[The task]
Track down each line that has the word "title" and copy it.

[Records for the task]

----------------

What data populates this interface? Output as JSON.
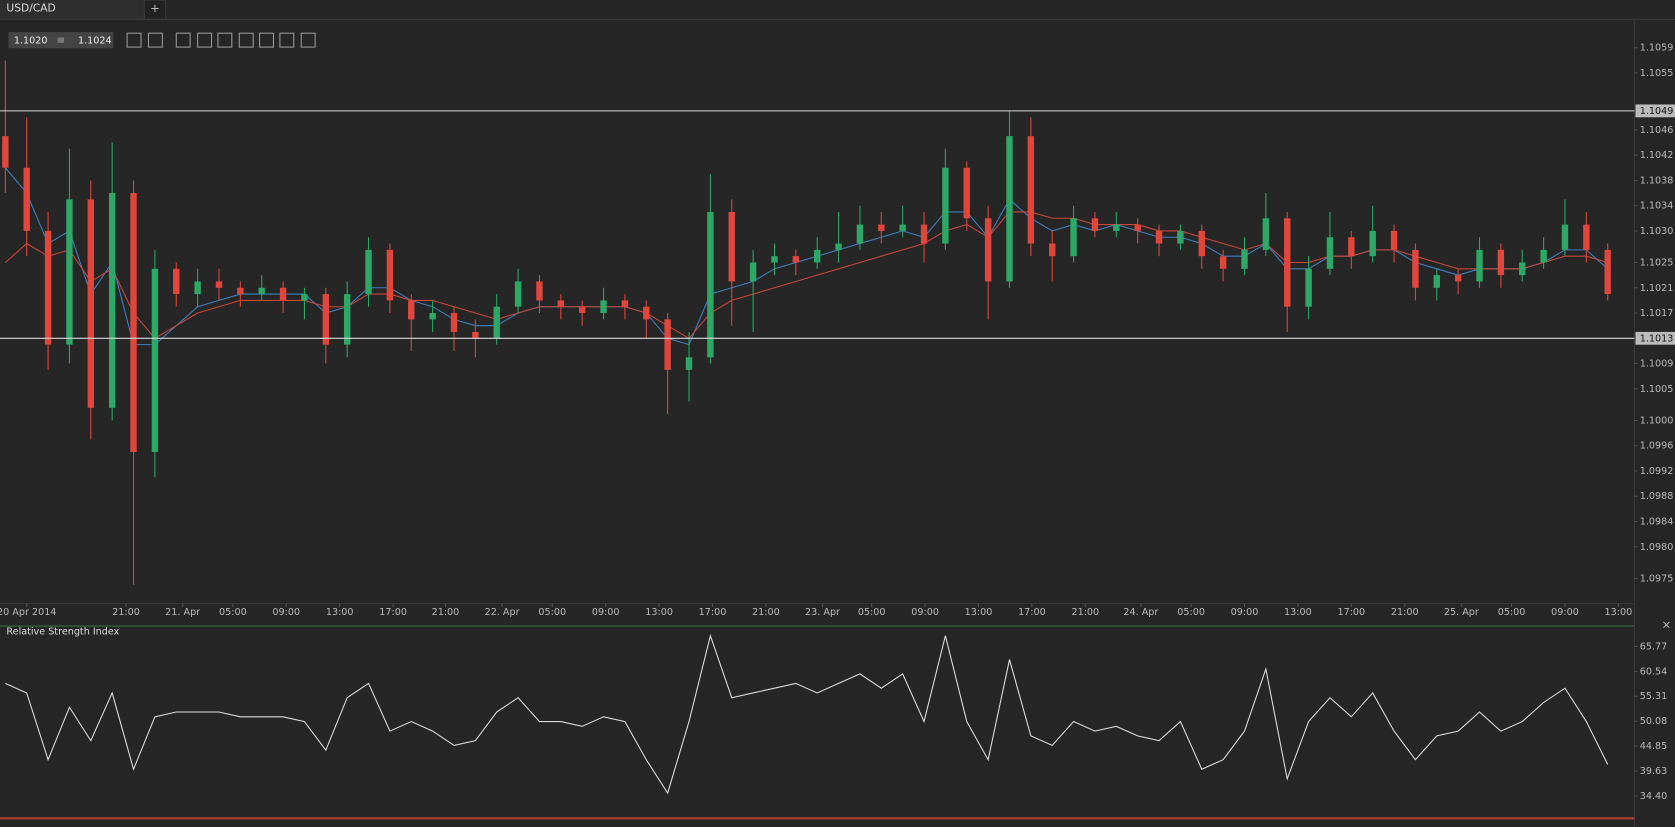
{
  "tab": {
    "title": "USD/CAD",
    "add": "+"
  },
  "quote": {
    "bid": "1.1020",
    "ask": "1.1024"
  },
  "chart_data": [
    {
      "type": "candlestick",
      "open": [
        1.1045,
        1.104,
        1.103,
        1.1012,
        1.1035,
        1.1002,
        1.1036,
        1.0995,
        1.1024,
        1.102,
        1.1022,
        1.1021,
        1.102,
        1.1021,
        1.1019,
        1.102,
        1.1012,
        1.102,
        1.1027,
        1.1019,
        1.1016,
        1.1017,
        1.1014,
        1.1013,
        1.1018,
        1.1022,
        1.1019,
        1.1018,
        1.1017,
        1.1019,
        1.1018,
        1.1016,
        1.1008,
        1.101,
        1.1033,
        1.1022,
        1.1025,
        1.1026,
        1.1025,
        1.1027,
        1.1028,
        1.1031,
        1.103,
        1.1031,
        1.1028,
        1.104,
        1.1032,
        1.1022,
        1.1045,
        1.1028,
        1.1026,
        1.1032,
        1.103,
        1.1031,
        1.103,
        1.1028,
        1.103,
        1.1026,
        1.1024,
        1.1027,
        1.1032,
        1.1018,
        1.1024,
        1.1029,
        1.1026,
        1.103,
        1.1027,
        1.1021,
        1.1023,
        1.1022,
        1.1027,
        1.1023,
        1.1025,
        1.1027,
        1.1031,
        1.1027
      ],
      "high": [
        1.1057,
        1.1048,
        1.1033,
        1.1043,
        1.1038,
        1.1044,
        1.1038,
        1.1027,
        1.1025,
        1.1024,
        1.1024,
        1.1022,
        1.1023,
        1.1022,
        1.1021,
        1.1021,
        1.1022,
        1.1029,
        1.1028,
        1.102,
        1.1019,
        1.1018,
        1.1016,
        1.102,
        1.1024,
        1.1023,
        1.102,
        1.1019,
        1.1021,
        1.102,
        1.1019,
        1.1017,
        1.1014,
        1.1039,
        1.1035,
        1.1027,
        1.1028,
        1.1027,
        1.1029,
        1.1033,
        1.1034,
        1.1033,
        1.1034,
        1.1033,
        1.1043,
        1.1041,
        1.1034,
        1.1049,
        1.1048,
        1.103,
        1.1034,
        1.1033,
        1.1033,
        1.1032,
        1.1031,
        1.1031,
        1.1031,
        1.1027,
        1.1029,
        1.1036,
        1.1033,
        1.1026,
        1.1033,
        1.103,
        1.1034,
        1.1031,
        1.1028,
        1.1024,
        1.1024,
        1.1029,
        1.1028,
        1.1027,
        1.1029,
        1.1035,
        1.1033,
        1.1028
      ],
      "low": [
        1.1036,
        1.1026,
        1.1008,
        1.1009,
        1.0997,
        1.1,
        1.0974,
        1.0991,
        1.1018,
        1.1018,
        1.1019,
        1.1018,
        1.1019,
        1.1017,
        1.1016,
        1.1009,
        1.101,
        1.1018,
        1.1017,
        1.1011,
        1.1014,
        1.1011,
        1.101,
        1.1012,
        1.1017,
        1.1017,
        1.1016,
        1.1015,
        1.1016,
        1.1016,
        1.1013,
        1.1001,
        1.1003,
        1.1009,
        1.1015,
        1.1014,
        1.1023,
        1.1023,
        1.1024,
        1.1025,
        1.1027,
        1.1028,
        1.1029,
        1.1025,
        1.1027,
        1.103,
        1.1016,
        1.1021,
        1.1026,
        1.1022,
        1.1025,
        1.1029,
        1.1029,
        1.1028,
        1.1026,
        1.1027,
        1.1024,
        1.1022,
        1.1023,
        1.1026,
        1.1014,
        1.1016,
        1.1023,
        1.1024,
        1.1025,
        1.1025,
        1.1019,
        1.1019,
        1.102,
        1.1021,
        1.1021,
        1.1022,
        1.1024,
        1.1026,
        1.1025,
        1.1019
      ],
      "close": [
        1.104,
        1.103,
        1.1012,
        1.1035,
        1.1002,
        1.1036,
        1.0995,
        1.1024,
        1.102,
        1.1022,
        1.1021,
        1.102,
        1.1021,
        1.1019,
        1.102,
        1.1012,
        1.102,
        1.1027,
        1.1019,
        1.1016,
        1.1017,
        1.1014,
        1.1013,
        1.1018,
        1.1022,
        1.1019,
        1.1018,
        1.1017,
        1.1019,
        1.1018,
        1.1016,
        1.1008,
        1.101,
        1.1033,
        1.1022,
        1.1025,
        1.1026,
        1.1025,
        1.1027,
        1.1028,
        1.1031,
        1.103,
        1.1031,
        1.1028,
        1.104,
        1.1032,
        1.1022,
        1.1045,
        1.1028,
        1.1026,
        1.1032,
        1.103,
        1.1031,
        1.103,
        1.1028,
        1.103,
        1.1026,
        1.1024,
        1.1027,
        1.1032,
        1.1018,
        1.1024,
        1.1029,
        1.1026,
        1.103,
        1.1027,
        1.1021,
        1.1023,
        1.1022,
        1.1027,
        1.1023,
        1.1025,
        1.1027,
        1.1031,
        1.1027,
        1.102
      ],
      "up_color": "#2da866",
      "down_color": "#e0463b",
      "series": [
        {
          "color": "#3f7fbf",
          "values": [
            1.104,
            1.1036,
            1.1028,
            1.103,
            1.102,
            1.1025,
            1.1012,
            1.1012,
            1.1015,
            1.1018,
            1.1019,
            1.102,
            1.102,
            1.102,
            1.102,
            1.1017,
            1.1018,
            1.1021,
            1.1021,
            1.1019,
            1.1018,
            1.1016,
            1.1015,
            1.1015,
            1.1017,
            1.1018,
            1.1018,
            1.1018,
            1.1018,
            1.1018,
            1.1017,
            1.1013,
            1.1012,
            1.102,
            1.1021,
            1.1022,
            1.1024,
            1.1025,
            1.1026,
            1.1027,
            1.1028,
            1.1029,
            1.103,
            1.1029,
            1.1033,
            1.1033,
            1.1029,
            1.1035,
            1.1032,
            1.103,
            1.1031,
            1.103,
            1.1031,
            1.103,
            1.1029,
            1.1029,
            1.1028,
            1.1026,
            1.1026,
            1.1028,
            1.1024,
            1.1024,
            1.1026,
            1.1026,
            1.1027,
            1.1027,
            1.1025,
            1.1024,
            1.1023,
            1.1024,
            1.1024,
            1.1024,
            1.1025,
            1.1027,
            1.1027,
            1.1024
          ]
        },
        {
          "color": "#c8473c",
          "values": [
            1.1025,
            1.1028,
            1.1026,
            1.1027,
            1.1022,
            1.1024,
            1.1017,
            1.1013,
            1.1015,
            1.1017,
            1.1018,
            1.1019,
            1.1019,
            1.1019,
            1.1019,
            1.1018,
            1.1018,
            1.102,
            1.102,
            1.1019,
            1.1019,
            1.1018,
            1.1017,
            1.1016,
            1.1017,
            1.1018,
            1.1018,
            1.1018,
            1.1018,
            1.1018,
            1.1017,
            1.1015,
            1.1013,
            1.1017,
            1.1019,
            1.102,
            1.1021,
            1.1022,
            1.1023,
            1.1024,
            1.1025,
            1.1026,
            1.1027,
            1.1028,
            1.103,
            1.1031,
            1.1029,
            1.1033,
            1.1033,
            1.1032,
            1.1032,
            1.1031,
            1.1031,
            1.1031,
            1.103,
            1.103,
            1.1029,
            1.1028,
            1.1027,
            1.1028,
            1.1025,
            1.1025,
            1.1026,
            1.1026,
            1.1027,
            1.1027,
            1.1026,
            1.1025,
            1.1024,
            1.1024,
            1.1024,
            1.1024,
            1.1025,
            1.1026,
            1.1026,
            1.1025
          ]
        }
      ],
      "hlines": [
        1.1049,
        1.1013
      ],
      "xlim": [
        -0.25,
        76
      ],
      "ylim": [
        1.0971,
        1.1064
      ],
      "yticks": [
        1.1059,
        1.1055,
        1.1046,
        1.1042,
        1.1038,
        1.1034,
        {
          "value": 1.103,
          "label": "1.1030"
        },
        1.1025,
        1.1021,
        1.1017,
        1.1009,
        1.1005,
        {
          "value": 1.1,
          "label": "1.1000"
        },
        1.0996,
        1.0992,
        1.0988,
        1.0984,
        {
          "value": 1.098,
          "label": "1.0980"
        },
        1.0975
      ],
      "xticks": [
        {
          "value": 1,
          "label": "20 Apr 2014"
        },
        {
          "value": 5.65,
          "label": "21:00"
        },
        {
          "value": 8.3,
          "label": "21. Apr"
        },
        {
          "value": 10.65,
          "label": "05:00"
        },
        {
          "value": 13.15,
          "label": "09:00"
        },
        {
          "value": 15.65,
          "label": "13:00"
        },
        {
          "value": 18.15,
          "label": "17:00"
        },
        {
          "value": 20.6,
          "label": "21:00"
        },
        {
          "value": 23.25,
          "label": "22. Apr"
        },
        {
          "value": 25.6,
          "label": "05:00"
        },
        {
          "value": 28.1,
          "label": "09:00"
        },
        {
          "value": 30.6,
          "label": "13:00"
        },
        {
          "value": 33.1,
          "label": "17:00"
        },
        {
          "value": 35.6,
          "label": "21:00"
        },
        {
          "value": 38.25,
          "label": "23. Apr"
        },
        {
          "value": 40.55,
          "label": "05:00"
        },
        {
          "value": 43.05,
          "label": "09:00"
        },
        {
          "value": 45.55,
          "label": "13:00"
        },
        {
          "value": 48.05,
          "label": "17:00"
        },
        {
          "value": 50.55,
          "label": "21:00"
        },
        {
          "value": 53.15,
          "label": "24. Apr"
        },
        {
          "value": 55.5,
          "label": "05:00"
        },
        {
          "value": 58,
          "label": "09:00"
        },
        {
          "value": 60.5,
          "label": "13:00"
        },
        {
          "value": 63,
          "label": "17:00"
        },
        {
          "value": 65.5,
          "label": "21:00"
        },
        {
          "value": 68.15,
          "label": "25. Apr"
        },
        {
          "value": 70.5,
          "label": "05:00"
        },
        {
          "value": 73,
          "label": "09:00"
        },
        {
          "value": 75.5,
          "label": "13:00"
        }
      ]
    },
    {
      "type": "line",
      "title": "Relative Strength Index",
      "color": "#dddddd",
      "values": [
        58,
        56,
        42,
        53,
        46,
        56,
        40,
        51,
        52,
        52,
        52,
        51,
        51,
        51,
        50,
        44,
        55,
        58,
        48,
        50,
        48,
        45,
        46,
        52,
        55,
        50,
        50,
        49,
        51,
        50,
        42,
        35,
        50,
        68,
        55,
        56,
        57,
        58,
        56,
        58,
        60,
        57,
        60,
        50,
        68,
        50,
        42,
        63,
        47,
        45,
        50,
        48,
        49,
        47,
        46,
        50,
        40,
        42,
        48,
        61,
        38,
        50,
        55,
        51,
        56,
        48,
        42,
        47,
        48,
        52,
        48,
        50,
        54,
        57,
        50,
        41
      ],
      "xlim": [
        -0.25,
        76
      ],
      "ylim": [
        29.25,
        70.25
      ],
      "yticks": [
        65.77,
        60.54,
        55.31,
        50.08,
        44.85,
        39.63,
        {
          "value": 34.4,
          "label": "34.40"
        }
      ]
    }
  ]
}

----------------

[Exercise response]
    "title": "USD/CAD",
      "title": "Relative Strength Index",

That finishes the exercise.